(Direction) All lines holding the string "with" are to be shown.

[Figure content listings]
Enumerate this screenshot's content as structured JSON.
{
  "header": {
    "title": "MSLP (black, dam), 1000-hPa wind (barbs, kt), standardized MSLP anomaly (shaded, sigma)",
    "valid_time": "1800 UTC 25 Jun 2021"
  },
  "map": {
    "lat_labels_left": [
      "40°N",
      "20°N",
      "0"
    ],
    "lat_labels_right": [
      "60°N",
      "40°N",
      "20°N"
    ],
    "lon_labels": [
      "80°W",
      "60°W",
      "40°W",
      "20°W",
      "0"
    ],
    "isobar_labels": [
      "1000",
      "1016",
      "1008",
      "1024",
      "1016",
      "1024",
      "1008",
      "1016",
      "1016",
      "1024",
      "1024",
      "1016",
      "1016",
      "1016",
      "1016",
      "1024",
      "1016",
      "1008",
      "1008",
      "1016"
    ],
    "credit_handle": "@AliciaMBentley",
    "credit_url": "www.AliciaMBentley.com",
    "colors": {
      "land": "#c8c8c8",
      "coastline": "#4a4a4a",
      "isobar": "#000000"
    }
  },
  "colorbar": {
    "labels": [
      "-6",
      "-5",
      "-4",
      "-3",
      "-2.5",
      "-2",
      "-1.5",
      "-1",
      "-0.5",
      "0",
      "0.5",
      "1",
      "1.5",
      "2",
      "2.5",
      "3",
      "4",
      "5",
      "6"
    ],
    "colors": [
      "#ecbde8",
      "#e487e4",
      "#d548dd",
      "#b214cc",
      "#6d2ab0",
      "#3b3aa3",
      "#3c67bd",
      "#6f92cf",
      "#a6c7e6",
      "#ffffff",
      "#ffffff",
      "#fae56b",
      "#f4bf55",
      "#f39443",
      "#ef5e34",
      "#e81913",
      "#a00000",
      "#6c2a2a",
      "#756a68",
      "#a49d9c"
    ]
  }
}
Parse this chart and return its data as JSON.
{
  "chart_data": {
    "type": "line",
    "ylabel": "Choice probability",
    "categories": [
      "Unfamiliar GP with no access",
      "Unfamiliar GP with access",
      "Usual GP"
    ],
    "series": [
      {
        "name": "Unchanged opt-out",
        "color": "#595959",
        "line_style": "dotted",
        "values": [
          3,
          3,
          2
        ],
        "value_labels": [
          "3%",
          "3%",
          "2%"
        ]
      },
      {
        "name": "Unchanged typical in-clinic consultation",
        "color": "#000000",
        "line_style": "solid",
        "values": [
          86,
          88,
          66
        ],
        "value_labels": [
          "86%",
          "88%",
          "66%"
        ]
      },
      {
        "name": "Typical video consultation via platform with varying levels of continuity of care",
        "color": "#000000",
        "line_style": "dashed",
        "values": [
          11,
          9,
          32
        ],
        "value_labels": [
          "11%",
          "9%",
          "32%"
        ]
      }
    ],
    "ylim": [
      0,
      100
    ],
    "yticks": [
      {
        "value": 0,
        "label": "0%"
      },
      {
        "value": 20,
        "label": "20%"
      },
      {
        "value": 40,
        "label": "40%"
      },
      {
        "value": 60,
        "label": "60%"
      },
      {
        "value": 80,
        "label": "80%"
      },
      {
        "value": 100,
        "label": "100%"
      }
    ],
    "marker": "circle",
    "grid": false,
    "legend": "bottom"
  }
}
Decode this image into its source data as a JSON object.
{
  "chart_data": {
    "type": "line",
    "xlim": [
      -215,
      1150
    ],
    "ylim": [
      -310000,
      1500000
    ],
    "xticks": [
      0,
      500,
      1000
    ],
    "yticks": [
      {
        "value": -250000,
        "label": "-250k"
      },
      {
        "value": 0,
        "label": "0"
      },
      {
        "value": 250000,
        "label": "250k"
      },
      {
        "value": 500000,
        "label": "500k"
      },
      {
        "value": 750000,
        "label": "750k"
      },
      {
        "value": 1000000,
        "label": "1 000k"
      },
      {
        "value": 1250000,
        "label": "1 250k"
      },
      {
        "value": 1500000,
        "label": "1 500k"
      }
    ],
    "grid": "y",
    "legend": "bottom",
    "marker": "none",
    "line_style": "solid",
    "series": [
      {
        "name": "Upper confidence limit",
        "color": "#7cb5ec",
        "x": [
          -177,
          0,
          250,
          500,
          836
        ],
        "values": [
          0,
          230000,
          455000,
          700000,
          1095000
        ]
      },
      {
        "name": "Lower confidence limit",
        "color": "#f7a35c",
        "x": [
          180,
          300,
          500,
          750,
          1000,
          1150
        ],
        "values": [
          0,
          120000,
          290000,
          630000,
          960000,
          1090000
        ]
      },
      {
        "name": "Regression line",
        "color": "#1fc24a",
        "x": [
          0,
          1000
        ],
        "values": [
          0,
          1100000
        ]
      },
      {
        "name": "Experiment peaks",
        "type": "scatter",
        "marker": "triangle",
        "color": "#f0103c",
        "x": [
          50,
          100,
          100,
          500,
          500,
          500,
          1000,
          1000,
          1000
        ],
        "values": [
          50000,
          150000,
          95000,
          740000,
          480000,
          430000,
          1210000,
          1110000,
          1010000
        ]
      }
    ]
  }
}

(Written response)
      "Unfamiliar GP with no access",
      "Unfamiliar GP with access",
        "name": "Typical video consultation via platform with varying levels of continuity of care",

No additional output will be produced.